Given exercise
From the records below, copy every line that contains the word "What".

Material supplied
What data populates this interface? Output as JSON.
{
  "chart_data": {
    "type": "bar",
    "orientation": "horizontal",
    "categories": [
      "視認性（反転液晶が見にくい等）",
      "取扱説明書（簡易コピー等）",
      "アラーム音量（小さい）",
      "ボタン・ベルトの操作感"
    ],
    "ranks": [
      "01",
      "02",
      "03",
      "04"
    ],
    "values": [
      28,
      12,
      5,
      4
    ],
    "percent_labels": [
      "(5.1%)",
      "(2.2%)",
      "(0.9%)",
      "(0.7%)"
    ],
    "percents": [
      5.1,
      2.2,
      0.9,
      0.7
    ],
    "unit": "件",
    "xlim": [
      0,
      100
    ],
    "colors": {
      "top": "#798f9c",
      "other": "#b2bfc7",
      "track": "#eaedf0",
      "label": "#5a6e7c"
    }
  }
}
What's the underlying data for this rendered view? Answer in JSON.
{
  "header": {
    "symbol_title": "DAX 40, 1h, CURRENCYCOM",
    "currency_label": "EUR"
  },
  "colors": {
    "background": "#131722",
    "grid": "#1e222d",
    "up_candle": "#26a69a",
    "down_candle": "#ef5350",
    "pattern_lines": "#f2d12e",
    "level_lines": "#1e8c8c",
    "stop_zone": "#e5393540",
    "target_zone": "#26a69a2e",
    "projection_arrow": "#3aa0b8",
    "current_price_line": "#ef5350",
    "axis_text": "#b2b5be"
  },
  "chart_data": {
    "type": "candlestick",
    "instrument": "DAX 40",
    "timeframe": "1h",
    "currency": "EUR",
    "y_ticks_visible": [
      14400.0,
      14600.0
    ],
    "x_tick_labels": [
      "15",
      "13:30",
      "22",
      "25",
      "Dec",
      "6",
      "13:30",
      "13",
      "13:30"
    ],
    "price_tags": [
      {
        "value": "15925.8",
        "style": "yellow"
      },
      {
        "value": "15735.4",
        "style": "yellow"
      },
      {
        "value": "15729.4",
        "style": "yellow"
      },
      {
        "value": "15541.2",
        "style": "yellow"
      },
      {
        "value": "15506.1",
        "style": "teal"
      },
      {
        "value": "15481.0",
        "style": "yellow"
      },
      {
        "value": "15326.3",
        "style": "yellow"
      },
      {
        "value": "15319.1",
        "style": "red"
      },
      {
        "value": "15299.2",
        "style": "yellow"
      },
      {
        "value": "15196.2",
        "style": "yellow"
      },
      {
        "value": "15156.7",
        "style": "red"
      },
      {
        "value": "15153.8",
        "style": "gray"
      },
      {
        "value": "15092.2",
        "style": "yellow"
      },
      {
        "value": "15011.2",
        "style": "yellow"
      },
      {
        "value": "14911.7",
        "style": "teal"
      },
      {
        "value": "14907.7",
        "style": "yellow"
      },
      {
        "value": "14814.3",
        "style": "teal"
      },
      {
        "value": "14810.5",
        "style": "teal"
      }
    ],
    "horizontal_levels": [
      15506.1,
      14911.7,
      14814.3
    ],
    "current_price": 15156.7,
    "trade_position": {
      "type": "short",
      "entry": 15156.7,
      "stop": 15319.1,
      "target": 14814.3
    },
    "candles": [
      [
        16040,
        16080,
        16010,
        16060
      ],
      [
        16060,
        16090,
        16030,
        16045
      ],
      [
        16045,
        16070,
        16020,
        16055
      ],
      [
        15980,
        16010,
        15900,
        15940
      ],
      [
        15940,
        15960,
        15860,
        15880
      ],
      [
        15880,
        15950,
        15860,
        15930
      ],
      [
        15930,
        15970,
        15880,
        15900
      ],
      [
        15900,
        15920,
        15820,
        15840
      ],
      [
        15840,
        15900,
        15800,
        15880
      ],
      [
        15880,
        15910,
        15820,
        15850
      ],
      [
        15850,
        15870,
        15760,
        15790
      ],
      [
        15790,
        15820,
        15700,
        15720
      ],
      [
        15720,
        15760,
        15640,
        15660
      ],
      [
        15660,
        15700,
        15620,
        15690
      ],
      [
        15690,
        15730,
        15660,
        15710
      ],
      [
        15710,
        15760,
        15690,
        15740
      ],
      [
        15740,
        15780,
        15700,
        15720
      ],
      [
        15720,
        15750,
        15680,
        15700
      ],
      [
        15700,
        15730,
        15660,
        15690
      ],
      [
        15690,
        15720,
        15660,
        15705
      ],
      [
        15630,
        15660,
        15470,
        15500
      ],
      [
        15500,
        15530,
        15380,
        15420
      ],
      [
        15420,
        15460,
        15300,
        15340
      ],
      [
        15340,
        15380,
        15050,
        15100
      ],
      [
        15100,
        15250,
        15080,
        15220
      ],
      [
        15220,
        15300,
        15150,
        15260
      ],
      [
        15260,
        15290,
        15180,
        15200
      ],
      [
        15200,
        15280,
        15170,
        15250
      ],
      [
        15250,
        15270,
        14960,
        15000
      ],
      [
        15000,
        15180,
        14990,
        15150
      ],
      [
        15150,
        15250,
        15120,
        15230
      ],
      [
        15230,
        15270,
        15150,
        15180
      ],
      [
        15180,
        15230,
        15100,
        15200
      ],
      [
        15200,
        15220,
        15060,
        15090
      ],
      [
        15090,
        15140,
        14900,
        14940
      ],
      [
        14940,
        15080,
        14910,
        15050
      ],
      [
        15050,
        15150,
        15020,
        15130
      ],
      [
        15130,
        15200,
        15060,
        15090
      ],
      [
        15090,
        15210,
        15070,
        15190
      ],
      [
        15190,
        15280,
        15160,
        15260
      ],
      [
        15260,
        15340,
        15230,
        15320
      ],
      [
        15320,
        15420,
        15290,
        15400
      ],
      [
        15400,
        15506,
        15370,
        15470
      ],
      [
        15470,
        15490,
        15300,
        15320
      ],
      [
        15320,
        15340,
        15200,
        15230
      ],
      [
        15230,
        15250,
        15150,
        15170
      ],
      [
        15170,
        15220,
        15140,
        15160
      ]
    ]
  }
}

Answer in full
What data populates this interface? Output as JSON.
What's the underlying data for this rendered view? Answer in JSON.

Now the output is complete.